:: Work to complete ::
Using the material below, copy every line where "snow" appears.

++++ Extracted entries ++++

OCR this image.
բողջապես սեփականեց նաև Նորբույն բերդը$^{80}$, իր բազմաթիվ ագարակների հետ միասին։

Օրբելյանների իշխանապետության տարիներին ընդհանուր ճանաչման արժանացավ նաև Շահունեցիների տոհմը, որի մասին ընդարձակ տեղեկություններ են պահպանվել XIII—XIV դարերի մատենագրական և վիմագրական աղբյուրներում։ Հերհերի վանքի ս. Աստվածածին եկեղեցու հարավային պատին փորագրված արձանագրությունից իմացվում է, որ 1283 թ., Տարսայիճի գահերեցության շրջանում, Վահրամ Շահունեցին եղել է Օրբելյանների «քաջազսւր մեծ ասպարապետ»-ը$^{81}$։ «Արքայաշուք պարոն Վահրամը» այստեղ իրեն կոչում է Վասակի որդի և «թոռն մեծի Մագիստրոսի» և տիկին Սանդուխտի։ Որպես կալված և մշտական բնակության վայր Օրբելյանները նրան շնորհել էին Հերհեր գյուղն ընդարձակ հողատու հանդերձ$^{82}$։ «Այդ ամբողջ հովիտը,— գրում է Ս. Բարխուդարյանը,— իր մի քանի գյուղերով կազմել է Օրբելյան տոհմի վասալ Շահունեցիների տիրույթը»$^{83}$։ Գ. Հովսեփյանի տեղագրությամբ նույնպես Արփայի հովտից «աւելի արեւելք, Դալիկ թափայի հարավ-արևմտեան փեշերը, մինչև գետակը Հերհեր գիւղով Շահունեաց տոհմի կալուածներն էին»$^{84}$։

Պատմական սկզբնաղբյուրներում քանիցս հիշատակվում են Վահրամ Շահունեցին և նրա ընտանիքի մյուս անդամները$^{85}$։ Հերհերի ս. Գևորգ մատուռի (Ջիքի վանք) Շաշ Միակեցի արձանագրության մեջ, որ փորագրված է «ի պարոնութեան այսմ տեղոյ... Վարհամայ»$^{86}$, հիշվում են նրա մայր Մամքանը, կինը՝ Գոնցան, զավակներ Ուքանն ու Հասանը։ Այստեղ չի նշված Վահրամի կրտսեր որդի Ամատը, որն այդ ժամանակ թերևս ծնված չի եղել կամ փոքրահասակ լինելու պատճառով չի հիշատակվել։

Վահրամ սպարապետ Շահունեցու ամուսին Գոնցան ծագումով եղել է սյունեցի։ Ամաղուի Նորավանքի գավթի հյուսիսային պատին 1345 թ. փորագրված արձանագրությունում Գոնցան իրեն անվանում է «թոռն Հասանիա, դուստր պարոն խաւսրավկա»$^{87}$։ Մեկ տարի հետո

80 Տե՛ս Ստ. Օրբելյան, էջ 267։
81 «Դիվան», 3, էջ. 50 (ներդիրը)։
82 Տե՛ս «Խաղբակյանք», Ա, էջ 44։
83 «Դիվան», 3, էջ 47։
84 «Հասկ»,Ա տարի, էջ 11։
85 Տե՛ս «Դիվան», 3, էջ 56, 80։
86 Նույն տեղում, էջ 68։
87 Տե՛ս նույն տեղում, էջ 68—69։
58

++++
++++ Extracted entries ++++

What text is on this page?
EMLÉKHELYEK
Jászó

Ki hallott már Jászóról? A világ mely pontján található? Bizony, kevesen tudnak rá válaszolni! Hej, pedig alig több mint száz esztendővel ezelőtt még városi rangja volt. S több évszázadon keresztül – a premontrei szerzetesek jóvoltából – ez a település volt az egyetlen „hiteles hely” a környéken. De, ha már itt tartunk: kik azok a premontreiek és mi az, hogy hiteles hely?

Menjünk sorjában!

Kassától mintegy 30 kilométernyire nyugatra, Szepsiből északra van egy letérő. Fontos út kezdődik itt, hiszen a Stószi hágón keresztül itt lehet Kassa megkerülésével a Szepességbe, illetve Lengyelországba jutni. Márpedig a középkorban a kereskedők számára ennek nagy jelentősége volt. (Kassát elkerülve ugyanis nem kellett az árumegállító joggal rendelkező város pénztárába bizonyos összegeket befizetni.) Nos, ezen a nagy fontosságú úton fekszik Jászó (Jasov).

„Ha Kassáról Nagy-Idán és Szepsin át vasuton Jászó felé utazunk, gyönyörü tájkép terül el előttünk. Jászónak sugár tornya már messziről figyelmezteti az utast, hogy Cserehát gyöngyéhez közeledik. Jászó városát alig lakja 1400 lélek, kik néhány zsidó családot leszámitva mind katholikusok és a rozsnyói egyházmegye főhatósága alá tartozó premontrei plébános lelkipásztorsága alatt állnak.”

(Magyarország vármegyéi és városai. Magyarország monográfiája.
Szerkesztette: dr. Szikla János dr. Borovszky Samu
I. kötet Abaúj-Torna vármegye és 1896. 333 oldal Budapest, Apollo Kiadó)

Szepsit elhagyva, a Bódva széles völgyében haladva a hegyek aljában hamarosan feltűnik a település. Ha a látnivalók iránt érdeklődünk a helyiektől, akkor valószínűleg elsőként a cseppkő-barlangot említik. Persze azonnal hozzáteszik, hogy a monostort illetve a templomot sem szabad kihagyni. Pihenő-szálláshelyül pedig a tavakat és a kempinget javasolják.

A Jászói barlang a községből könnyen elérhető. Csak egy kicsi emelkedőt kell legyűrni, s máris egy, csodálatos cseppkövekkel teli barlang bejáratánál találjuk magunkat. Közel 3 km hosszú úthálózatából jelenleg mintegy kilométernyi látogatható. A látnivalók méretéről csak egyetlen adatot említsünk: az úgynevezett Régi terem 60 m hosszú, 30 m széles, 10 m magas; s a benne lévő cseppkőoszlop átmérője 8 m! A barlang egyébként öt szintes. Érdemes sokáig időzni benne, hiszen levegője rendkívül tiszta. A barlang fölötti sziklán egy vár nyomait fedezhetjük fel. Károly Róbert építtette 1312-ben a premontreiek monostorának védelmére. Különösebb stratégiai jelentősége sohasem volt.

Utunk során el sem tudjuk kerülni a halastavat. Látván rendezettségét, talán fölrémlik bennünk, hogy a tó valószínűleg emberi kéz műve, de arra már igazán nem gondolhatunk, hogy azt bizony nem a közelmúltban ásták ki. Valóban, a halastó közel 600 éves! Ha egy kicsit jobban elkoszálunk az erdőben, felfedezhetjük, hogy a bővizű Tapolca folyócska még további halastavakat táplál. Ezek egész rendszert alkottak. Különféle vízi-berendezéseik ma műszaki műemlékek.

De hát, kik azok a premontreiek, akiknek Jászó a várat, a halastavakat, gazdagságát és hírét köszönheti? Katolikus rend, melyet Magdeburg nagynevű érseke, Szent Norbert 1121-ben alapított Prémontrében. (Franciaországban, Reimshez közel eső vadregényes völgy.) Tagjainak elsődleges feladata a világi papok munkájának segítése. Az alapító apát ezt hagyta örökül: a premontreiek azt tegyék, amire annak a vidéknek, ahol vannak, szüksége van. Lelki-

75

++++
++++ Extracted entries ++++

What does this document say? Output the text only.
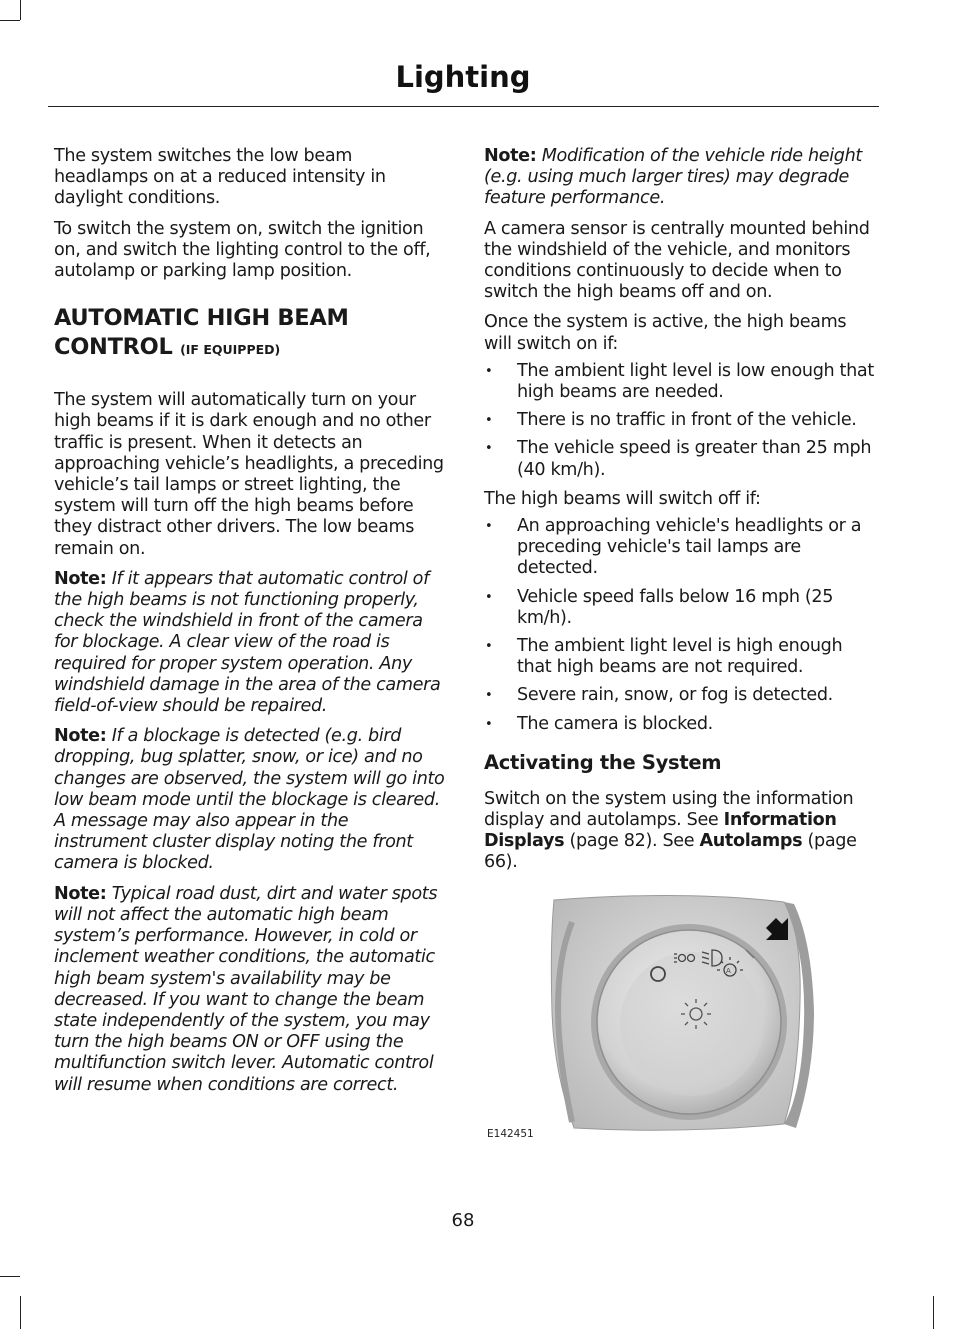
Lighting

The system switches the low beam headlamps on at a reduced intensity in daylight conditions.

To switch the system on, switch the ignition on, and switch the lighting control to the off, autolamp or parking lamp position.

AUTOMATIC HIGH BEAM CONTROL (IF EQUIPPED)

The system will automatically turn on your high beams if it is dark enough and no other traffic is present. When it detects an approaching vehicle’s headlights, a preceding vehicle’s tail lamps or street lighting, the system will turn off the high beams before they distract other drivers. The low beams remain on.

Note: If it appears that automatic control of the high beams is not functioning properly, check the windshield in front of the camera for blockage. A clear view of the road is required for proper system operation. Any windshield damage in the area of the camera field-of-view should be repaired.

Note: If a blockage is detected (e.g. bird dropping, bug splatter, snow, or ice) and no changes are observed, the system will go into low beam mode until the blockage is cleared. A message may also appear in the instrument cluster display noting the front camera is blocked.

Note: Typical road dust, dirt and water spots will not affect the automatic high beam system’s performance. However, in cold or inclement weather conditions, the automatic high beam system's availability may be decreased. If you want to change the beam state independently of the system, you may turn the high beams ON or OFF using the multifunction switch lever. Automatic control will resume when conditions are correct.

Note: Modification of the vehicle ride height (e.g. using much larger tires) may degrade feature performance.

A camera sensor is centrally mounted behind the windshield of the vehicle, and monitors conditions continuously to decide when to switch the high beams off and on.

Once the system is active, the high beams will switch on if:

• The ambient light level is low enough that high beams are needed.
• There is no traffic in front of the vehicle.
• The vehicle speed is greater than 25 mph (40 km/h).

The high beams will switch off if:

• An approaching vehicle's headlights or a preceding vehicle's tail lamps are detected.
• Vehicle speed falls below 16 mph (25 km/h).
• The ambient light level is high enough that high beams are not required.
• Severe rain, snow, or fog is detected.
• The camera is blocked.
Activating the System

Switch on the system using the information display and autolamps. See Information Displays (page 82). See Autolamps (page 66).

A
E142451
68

++++

:: Solved exercise ::
Note: If a blockage is detected (e.g. bird dropping, bug splatter, snow, or ice) and no changes are observed, the system will go into low beam mode until the blockage is cleared. A message may also appear in the instrument cluster display noting the front camera is blocked.
• Severe rain, snow, or fog is detected.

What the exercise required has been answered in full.